* begin TASK INPUT *
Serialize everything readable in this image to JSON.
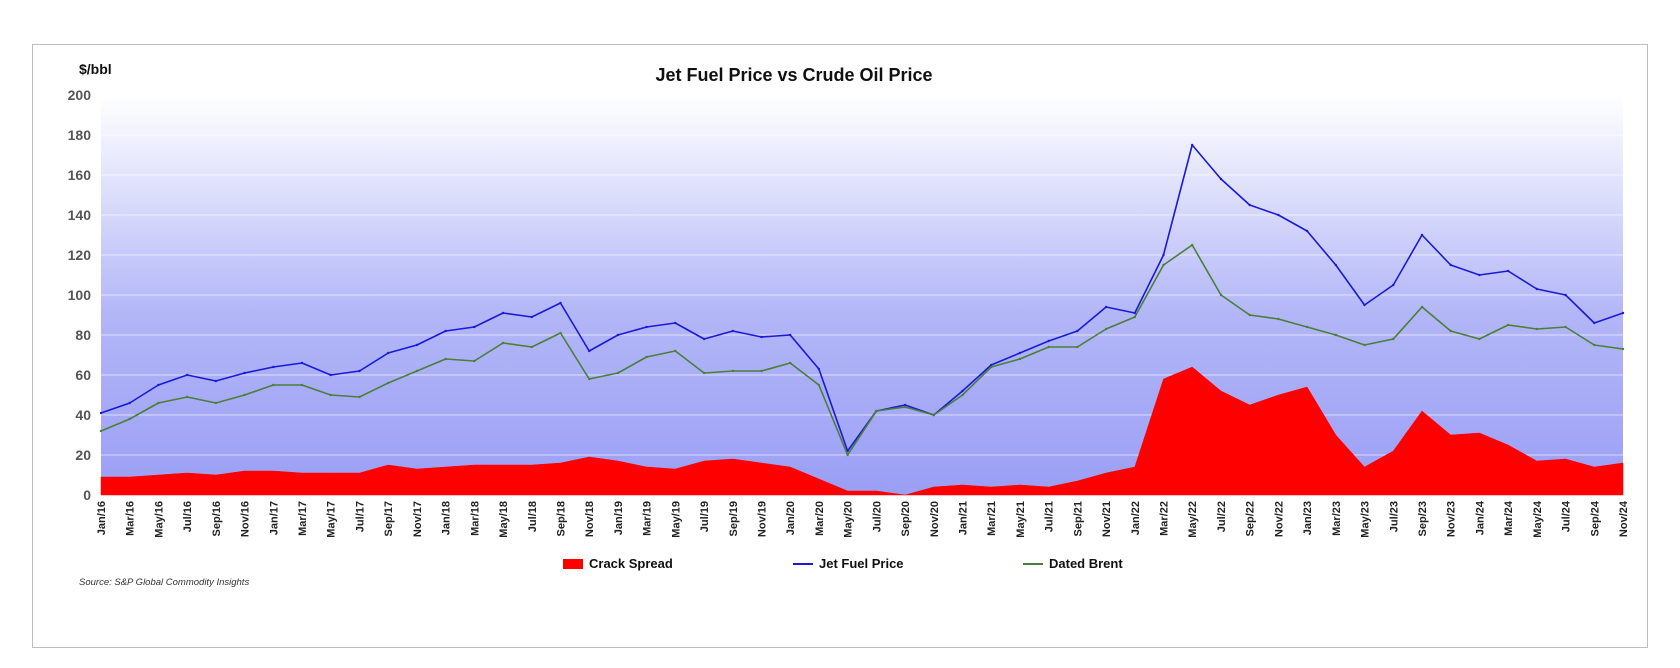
{
  "chart_data": {
    "type": "line",
    "title": "Jet Fuel Price vs Crude Oil Price",
    "ylabel": "$/bbl",
    "ylim": [
      0,
      200
    ],
    "yticks": [
      0,
      20,
      40,
      60,
      80,
      100,
      120,
      140,
      160,
      180,
      200
    ],
    "grid": true,
    "legend_position": "bottom",
    "source": "Source:  S&P Global Commodity Insights",
    "x": [
      "Jan/16",
      "Mar/16",
      "May/16",
      "Jul/16",
      "Sep/16",
      "Nov/16",
      "Jan/17",
      "Mar/17",
      "May/17",
      "Jul/17",
      "Sep/17",
      "Nov/17",
      "Jan/18",
      "Mar/18",
      "May/18",
      "Jul/18",
      "Sep/18",
      "Nov/18",
      "Jan/19",
      "Mar/19",
      "May/19",
      "Jul/19",
      "Sep/19",
      "Nov/19",
      "Jan/20",
      "Mar/20",
      "May/20",
      "Jul/20",
      "Sep/20",
      "Nov/20",
      "Jan/21",
      "Mar/21",
      "May/21",
      "Jul/21",
      "Sep/21",
      "Nov/21",
      "Jan/22",
      "Mar/22",
      "May/22",
      "Jul/22",
      "Sep/22",
      "Nov/22",
      "Jan/23",
      "Mar/23",
      "May/23",
      "Jul/23",
      "Sep/23",
      "Nov/23",
      "Jan/24",
      "Mar/24",
      "May/24",
      "Jul/24",
      "Sep/24",
      "Nov/24"
    ],
    "series": [
      {
        "name": "Crack Spread",
        "kind": "area",
        "color": "#ff0000",
        "values": [
          9,
          9,
          10,
          11,
          10,
          12,
          12,
          11,
          11,
          11,
          15,
          13,
          14,
          15,
          15,
          15,
          16,
          19,
          17,
          14,
          13,
          17,
          18,
          16,
          14,
          8,
          2,
          2,
          0,
          4,
          5,
          4,
          5,
          4,
          7,
          11,
          14,
          58,
          64,
          52,
          45,
          50,
          54,
          30,
          14,
          22,
          42,
          30,
          31,
          25,
          17,
          18,
          14,
          16
        ]
      },
      {
        "name": "Jet Fuel Price",
        "kind": "line",
        "color": "#1a1ad6",
        "values": [
          41,
          46,
          55,
          60,
          57,
          61,
          64,
          66,
          60,
          62,
          71,
          75,
          82,
          84,
          91,
          89,
          96,
          72,
          80,
          84,
          86,
          78,
          82,
          79,
          80,
          63,
          22,
          42,
          45,
          40,
          52,
          65,
          71,
          77,
          82,
          94,
          91,
          120,
          175,
          158,
          145,
          140,
          132,
          115,
          95,
          105,
          130,
          115,
          110,
          112,
          103,
          100,
          86,
          91
        ]
      },
      {
        "name": "Dated Brent",
        "kind": "line",
        "color": "#4a7f3a",
        "values": [
          32,
          38,
          46,
          49,
          46,
          50,
          55,
          55,
          50,
          49,
          56,
          62,
          68,
          67,
          76,
          74,
          81,
          58,
          61,
          69,
          72,
          61,
          62,
          62,
          66,
          55,
          20,
          42,
          44,
          40,
          50,
          64,
          68,
          74,
          74,
          83,
          89,
          115,
          125,
          100,
          90,
          88,
          84,
          80,
          75,
          78,
          94,
          82,
          78,
          85,
          83,
          84,
          75,
          73
        ]
      }
    ]
  }
}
* end TASK INPUT *
TASK REQUIREMENTS: Word for word, quote the lines above. Omit the pictures.

TASK RESULT:
Serialize everything readable in this image to JSON.
{
  "chart_data": {
    "type": "line",
    "title": "Jet Fuel Price vs Crude Oil Price",
    "ylabel": "$/bbl",
    "ylim": [
      0,
      200
    ],
    "yticks": [
      0,
      20,
      40,
      60,
      80,
      100,
      120,
      140,
      160,
      180,
      200
    ],
    "grid": true,
    "legend_position": "bottom",
    "source": "Source:  S&P Global Commodity Insights",
    "x": [
      "Jan/16",
      "Mar/16",
      "May/16",
      "Jul/16",
      "Sep/16",
      "Nov/16",
      "Jan/17",
      "Mar/17",
      "May/17",
      "Jul/17",
      "Sep/17",
      "Nov/17",
      "Jan/18",
      "Mar/18",
      "May/18",
      "Jul/18",
      "Sep/18",
      "Nov/18",
      "Jan/19",
      "Mar/19",
      "May/19",
      "Jul/19",
      "Sep/19",
      "Nov/19",
      "Jan/20",
      "Mar/20",
      "May/20",
      "Jul/20",
      "Sep/20",
      "Nov/20",
      "Jan/21",
      "Mar/21",
      "May/21",
      "Jul/21",
      "Sep/21",
      "Nov/21",
      "Jan/22",
      "Mar/22",
      "May/22",
      "Jul/22",
      "Sep/22",
      "Nov/22",
      "Jan/23",
      "Mar/23",
      "May/23",
      "Jul/23",
      "Sep/23",
      "Nov/23",
      "Jan/24",
      "Mar/24",
      "May/24",
      "Jul/24",
      "Sep/24",
      "Nov/24"
    ],
    "series": [
      {
        "name": "Crack Spread",
        "kind": "area",
        "color": "#ff0000",
        "values": [
          9,
          9,
          10,
          11,
          10,
          12,
          12,
          11,
          11,
          11,
          15,
          13,
          14,
          15,
          15,
          15,
          16,
          19,
          17,
          14,
          13,
          17,
          18,
          16,
          14,
          8,
          2,
          2,
          0,
          4,
          5,
          4,
          5,
          4,
          7,
          11,
          14,
          58,
          64,
          52,
          45,
          50,
          54,
          30,
          14,
          22,
          42,
          30,
          31,
          25,
          17,
          18,
          14,
          16
        ]
      },
      {
        "name": "Jet Fuel Price",
        "kind": "line",
        "color": "#1a1ad6",
        "values": [
          41,
          46,
          55,
          60,
          57,
          61,
          64,
          66,
          60,
          62,
          71,
          75,
          82,
          84,
          91,
          89,
          96,
          72,
          80,
          84,
          86,
          78,
          82,
          79,
          80,
          63,
          22,
          42,
          45,
          40,
          52,
          65,
          71,
          77,
          82,
          94,
          91,
          120,
          175,
          158,
          145,
          140,
          132,
          115,
          95,
          105,
          130,
          115,
          110,
          112,
          103,
          100,
          86,
          91
        ]
      },
      {
        "name": "Dated Brent",
        "kind": "line",
        "color": "#4a7f3a",
        "values": [
          32,
          38,
          46,
          49,
          46,
          50,
          55,
          55,
          50,
          49,
          56,
          62,
          68,
          67,
          76,
          74,
          81,
          58,
          61,
          69,
          72,
          61,
          62,
          62,
          66,
          55,
          20,
          42,
          44,
          40,
          50,
          64,
          68,
          74,
          74,
          83,
          89,
          115,
          125,
          100,
          90,
          88,
          84,
          80,
          75,
          78,
          94,
          82,
          78,
          85,
          83,
          84,
          75,
          73
        ]
      }
    ]
  }
}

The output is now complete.